▶ [Objective]
Show every line that has the string "JSON" in it.

===

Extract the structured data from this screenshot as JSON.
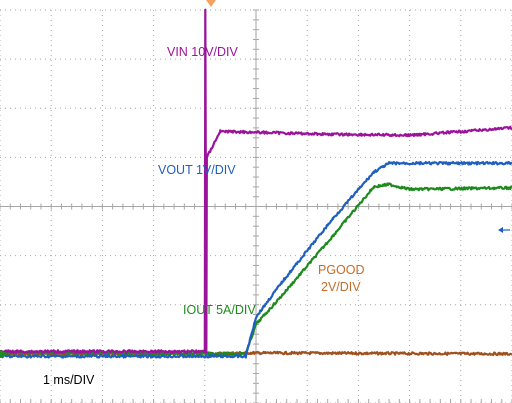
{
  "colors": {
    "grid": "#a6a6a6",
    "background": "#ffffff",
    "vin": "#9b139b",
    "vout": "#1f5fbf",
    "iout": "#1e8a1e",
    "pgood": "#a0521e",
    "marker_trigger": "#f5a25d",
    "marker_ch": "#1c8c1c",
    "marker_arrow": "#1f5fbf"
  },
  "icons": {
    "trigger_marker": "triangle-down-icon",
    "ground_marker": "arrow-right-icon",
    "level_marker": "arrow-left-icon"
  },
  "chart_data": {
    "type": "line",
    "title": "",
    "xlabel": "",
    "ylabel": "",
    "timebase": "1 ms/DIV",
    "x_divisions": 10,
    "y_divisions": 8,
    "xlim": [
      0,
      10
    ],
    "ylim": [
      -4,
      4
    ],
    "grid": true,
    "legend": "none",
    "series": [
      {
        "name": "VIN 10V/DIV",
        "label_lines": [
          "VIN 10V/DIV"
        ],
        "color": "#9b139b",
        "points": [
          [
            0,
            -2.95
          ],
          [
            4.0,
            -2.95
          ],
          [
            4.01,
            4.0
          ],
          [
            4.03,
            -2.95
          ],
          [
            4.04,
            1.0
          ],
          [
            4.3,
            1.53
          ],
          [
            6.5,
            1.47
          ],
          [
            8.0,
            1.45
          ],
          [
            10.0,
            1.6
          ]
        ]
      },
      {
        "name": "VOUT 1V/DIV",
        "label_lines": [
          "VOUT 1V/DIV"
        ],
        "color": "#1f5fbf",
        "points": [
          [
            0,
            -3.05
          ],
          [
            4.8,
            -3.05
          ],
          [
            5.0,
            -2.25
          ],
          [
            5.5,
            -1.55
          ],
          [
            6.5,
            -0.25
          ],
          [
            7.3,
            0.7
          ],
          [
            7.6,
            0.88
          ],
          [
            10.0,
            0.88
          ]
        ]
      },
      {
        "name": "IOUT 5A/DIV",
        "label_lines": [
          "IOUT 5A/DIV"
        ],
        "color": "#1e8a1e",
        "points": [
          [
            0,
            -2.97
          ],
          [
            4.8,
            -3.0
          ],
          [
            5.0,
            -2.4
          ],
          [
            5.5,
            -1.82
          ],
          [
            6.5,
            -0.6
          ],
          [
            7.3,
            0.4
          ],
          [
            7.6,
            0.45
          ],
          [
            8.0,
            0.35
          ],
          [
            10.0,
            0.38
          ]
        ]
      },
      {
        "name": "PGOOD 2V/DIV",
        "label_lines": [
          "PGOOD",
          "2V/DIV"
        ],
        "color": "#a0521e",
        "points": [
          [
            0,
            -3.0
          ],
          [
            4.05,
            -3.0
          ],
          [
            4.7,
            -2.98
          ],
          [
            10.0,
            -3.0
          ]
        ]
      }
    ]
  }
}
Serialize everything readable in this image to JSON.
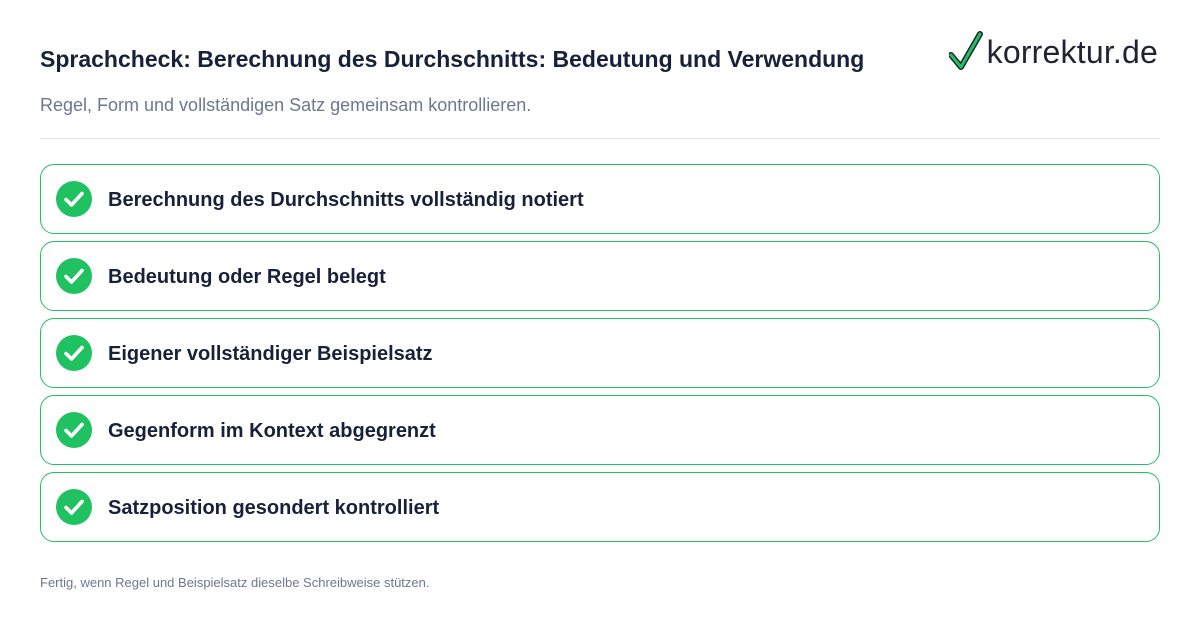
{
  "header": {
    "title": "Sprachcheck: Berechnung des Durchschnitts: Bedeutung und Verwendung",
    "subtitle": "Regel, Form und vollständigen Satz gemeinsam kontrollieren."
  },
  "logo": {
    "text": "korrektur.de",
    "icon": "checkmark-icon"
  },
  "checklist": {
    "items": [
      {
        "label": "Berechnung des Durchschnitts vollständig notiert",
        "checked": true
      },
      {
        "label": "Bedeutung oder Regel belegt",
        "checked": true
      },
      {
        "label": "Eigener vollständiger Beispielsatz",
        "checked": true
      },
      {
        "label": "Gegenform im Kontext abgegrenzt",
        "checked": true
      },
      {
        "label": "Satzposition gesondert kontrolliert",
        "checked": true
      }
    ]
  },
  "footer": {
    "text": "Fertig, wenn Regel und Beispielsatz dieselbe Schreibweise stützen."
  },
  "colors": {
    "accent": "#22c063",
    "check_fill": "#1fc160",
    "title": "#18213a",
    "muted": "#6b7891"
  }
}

===

▶ [Exercise solution]
Extract the structured data from this screenshot as JSON.
Serialize everything readable in this image to JSON.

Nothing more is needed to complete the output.